╭─ EXTRACTED INFORMATION

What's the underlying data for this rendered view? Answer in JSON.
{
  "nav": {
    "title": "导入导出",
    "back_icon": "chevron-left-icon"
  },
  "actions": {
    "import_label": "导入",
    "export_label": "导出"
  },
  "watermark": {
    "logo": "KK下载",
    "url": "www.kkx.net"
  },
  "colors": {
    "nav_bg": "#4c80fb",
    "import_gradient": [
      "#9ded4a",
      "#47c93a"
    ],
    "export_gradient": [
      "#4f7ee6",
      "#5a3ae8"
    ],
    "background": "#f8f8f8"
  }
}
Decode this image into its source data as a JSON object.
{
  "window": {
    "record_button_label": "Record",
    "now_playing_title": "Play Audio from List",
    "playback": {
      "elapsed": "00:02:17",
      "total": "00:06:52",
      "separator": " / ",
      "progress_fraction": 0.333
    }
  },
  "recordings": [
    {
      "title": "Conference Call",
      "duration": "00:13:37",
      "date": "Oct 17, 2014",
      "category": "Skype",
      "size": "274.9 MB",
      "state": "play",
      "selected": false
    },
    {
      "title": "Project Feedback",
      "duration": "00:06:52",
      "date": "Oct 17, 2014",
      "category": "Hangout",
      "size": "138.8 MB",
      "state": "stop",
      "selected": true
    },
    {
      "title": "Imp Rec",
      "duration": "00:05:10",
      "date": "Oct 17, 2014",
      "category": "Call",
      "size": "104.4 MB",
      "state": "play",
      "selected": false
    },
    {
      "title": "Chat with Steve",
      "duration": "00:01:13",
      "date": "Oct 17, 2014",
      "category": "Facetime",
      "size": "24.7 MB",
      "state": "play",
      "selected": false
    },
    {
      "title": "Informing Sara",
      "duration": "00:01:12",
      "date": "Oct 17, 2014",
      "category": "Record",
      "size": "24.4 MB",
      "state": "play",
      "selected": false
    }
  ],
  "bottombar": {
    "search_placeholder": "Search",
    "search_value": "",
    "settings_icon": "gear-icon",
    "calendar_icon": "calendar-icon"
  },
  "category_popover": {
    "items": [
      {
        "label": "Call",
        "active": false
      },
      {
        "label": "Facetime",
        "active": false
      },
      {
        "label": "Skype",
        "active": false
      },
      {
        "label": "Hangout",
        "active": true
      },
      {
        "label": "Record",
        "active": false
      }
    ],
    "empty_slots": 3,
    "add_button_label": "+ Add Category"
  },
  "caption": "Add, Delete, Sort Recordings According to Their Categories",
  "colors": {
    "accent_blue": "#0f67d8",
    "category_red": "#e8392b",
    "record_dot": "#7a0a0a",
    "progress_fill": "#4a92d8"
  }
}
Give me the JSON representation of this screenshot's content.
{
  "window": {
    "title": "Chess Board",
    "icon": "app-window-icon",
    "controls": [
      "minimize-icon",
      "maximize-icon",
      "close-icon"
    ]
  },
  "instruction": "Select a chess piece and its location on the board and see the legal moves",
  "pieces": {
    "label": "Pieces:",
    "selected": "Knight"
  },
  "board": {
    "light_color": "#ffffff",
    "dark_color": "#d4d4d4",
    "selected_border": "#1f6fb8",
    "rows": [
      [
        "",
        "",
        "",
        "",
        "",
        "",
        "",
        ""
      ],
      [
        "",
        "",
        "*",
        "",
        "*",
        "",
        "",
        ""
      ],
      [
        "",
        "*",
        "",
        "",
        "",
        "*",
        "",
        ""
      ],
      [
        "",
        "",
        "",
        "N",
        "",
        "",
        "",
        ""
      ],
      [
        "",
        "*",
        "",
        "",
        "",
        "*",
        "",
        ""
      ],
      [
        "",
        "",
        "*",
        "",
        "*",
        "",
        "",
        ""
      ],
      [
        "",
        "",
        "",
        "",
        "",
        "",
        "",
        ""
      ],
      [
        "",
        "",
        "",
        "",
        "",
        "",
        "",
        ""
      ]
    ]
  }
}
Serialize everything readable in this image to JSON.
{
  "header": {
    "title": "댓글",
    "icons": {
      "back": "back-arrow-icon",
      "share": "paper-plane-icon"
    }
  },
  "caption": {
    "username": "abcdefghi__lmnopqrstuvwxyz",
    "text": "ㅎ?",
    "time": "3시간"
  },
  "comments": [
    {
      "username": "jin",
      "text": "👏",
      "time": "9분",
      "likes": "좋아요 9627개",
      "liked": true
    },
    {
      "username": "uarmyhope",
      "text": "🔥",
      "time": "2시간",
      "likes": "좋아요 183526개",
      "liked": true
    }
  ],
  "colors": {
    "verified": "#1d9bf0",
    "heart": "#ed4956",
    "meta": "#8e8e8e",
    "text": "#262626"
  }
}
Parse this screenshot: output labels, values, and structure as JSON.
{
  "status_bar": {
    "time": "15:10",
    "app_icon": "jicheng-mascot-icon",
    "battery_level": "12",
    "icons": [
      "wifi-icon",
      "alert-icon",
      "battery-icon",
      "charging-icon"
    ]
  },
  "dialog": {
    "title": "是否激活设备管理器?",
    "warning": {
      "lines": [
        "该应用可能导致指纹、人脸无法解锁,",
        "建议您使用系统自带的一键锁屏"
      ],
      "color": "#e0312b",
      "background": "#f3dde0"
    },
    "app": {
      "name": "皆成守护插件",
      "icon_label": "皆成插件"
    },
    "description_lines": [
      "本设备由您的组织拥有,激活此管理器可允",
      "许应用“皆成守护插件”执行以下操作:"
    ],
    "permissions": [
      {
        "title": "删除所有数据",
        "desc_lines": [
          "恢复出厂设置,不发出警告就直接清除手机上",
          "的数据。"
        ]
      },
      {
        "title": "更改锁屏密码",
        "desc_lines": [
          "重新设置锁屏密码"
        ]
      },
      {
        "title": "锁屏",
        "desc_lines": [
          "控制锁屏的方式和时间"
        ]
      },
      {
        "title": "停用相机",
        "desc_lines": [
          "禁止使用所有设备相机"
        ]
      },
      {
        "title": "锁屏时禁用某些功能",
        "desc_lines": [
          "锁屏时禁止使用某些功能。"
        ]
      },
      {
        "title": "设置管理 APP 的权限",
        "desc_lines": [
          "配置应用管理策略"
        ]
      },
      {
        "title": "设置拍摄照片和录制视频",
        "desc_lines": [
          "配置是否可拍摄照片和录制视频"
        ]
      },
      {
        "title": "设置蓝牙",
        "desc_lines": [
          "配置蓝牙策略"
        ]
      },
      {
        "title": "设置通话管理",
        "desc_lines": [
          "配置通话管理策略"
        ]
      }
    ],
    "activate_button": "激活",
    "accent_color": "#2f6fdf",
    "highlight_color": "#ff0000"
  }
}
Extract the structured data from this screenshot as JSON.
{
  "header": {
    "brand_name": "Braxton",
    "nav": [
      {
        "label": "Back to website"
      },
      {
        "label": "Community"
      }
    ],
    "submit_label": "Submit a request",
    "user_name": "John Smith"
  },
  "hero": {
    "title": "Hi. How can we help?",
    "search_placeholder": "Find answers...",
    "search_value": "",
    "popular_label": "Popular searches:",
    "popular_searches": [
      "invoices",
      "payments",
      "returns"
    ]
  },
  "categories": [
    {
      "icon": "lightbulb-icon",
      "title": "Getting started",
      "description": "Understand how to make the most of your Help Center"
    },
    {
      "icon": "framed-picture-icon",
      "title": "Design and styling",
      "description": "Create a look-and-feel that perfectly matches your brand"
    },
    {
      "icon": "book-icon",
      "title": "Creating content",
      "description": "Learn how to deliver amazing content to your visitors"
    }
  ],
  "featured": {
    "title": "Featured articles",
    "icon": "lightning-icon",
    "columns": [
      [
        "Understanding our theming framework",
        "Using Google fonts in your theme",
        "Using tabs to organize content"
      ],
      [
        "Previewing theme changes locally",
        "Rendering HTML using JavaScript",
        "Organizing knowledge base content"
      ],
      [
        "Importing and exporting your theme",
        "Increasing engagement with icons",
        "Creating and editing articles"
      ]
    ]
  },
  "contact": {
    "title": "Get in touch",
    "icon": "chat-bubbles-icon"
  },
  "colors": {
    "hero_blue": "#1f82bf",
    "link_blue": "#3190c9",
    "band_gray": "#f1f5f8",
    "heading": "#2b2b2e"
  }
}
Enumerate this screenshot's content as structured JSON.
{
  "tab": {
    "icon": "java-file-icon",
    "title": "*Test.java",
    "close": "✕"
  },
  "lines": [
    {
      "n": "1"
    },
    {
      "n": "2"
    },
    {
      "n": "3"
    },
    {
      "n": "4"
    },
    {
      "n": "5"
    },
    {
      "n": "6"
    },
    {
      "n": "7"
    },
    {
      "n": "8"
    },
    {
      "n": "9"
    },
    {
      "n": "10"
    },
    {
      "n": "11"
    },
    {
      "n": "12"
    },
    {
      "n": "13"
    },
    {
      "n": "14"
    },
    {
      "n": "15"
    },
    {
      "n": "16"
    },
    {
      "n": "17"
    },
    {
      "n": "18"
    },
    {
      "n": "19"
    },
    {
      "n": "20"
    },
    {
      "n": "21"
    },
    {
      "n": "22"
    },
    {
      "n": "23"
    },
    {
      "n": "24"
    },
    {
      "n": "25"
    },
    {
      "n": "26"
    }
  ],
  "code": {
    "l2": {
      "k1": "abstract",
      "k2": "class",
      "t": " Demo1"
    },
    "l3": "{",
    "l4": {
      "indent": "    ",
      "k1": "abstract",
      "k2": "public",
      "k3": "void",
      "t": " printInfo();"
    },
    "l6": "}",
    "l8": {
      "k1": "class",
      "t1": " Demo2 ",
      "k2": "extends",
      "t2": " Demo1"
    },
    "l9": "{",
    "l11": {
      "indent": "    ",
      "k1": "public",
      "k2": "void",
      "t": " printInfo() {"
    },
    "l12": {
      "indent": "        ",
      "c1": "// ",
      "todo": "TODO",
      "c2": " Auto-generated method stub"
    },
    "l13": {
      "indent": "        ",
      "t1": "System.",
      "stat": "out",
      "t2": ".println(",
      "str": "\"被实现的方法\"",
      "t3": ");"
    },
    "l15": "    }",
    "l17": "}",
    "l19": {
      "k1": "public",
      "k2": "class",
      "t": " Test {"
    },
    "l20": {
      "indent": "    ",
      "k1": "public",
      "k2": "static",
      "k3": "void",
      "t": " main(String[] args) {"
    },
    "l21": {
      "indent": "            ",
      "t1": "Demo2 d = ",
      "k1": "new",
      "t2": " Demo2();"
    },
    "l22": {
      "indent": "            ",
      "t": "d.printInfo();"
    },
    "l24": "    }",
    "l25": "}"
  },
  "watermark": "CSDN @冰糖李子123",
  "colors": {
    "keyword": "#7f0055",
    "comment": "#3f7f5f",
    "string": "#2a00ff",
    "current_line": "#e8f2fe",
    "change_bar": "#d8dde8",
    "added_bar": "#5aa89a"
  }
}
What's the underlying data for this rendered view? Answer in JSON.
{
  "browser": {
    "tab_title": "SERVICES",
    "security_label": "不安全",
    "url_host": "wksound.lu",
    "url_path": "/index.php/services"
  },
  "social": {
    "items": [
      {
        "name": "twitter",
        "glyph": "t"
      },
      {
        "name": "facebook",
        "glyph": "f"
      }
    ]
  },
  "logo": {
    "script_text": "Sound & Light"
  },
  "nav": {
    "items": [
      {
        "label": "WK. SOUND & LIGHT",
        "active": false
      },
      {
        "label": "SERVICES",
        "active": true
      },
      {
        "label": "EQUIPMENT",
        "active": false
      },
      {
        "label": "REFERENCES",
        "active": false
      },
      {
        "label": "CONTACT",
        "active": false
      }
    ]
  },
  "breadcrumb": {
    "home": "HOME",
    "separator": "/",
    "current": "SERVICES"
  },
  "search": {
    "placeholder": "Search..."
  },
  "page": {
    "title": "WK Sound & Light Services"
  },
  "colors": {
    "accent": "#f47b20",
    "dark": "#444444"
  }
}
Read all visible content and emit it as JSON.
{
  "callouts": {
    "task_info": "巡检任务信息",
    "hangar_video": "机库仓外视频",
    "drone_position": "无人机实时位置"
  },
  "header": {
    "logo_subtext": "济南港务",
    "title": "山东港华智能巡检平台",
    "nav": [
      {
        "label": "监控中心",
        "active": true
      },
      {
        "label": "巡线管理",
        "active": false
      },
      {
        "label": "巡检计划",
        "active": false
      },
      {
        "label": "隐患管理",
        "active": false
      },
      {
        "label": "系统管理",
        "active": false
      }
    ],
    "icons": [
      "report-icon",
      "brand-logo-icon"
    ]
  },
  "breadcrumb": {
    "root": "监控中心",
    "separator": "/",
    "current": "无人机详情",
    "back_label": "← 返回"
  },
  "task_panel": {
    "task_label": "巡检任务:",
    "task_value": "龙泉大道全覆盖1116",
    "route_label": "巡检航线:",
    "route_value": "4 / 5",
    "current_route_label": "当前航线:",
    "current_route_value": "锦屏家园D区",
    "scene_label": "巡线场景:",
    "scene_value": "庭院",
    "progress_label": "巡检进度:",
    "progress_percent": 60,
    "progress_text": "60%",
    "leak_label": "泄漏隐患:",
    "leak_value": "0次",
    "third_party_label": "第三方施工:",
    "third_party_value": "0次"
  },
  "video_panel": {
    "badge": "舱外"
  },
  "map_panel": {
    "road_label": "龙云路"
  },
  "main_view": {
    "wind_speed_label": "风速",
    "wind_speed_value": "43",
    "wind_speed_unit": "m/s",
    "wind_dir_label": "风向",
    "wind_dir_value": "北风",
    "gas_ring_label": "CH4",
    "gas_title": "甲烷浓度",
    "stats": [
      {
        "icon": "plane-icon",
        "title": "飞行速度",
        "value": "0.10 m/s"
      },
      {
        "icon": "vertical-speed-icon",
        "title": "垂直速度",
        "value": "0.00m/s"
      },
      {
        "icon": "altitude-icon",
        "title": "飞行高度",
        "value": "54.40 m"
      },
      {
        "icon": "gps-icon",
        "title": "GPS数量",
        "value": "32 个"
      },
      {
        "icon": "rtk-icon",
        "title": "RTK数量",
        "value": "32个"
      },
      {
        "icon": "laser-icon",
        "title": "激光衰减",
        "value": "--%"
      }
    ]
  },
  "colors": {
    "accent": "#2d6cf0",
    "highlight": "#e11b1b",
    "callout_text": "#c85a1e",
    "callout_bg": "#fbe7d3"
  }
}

╰─

TASK DETAILS
Give the number of lines where the string "theme" occurs, without any further text.

WORKED ANSWER
3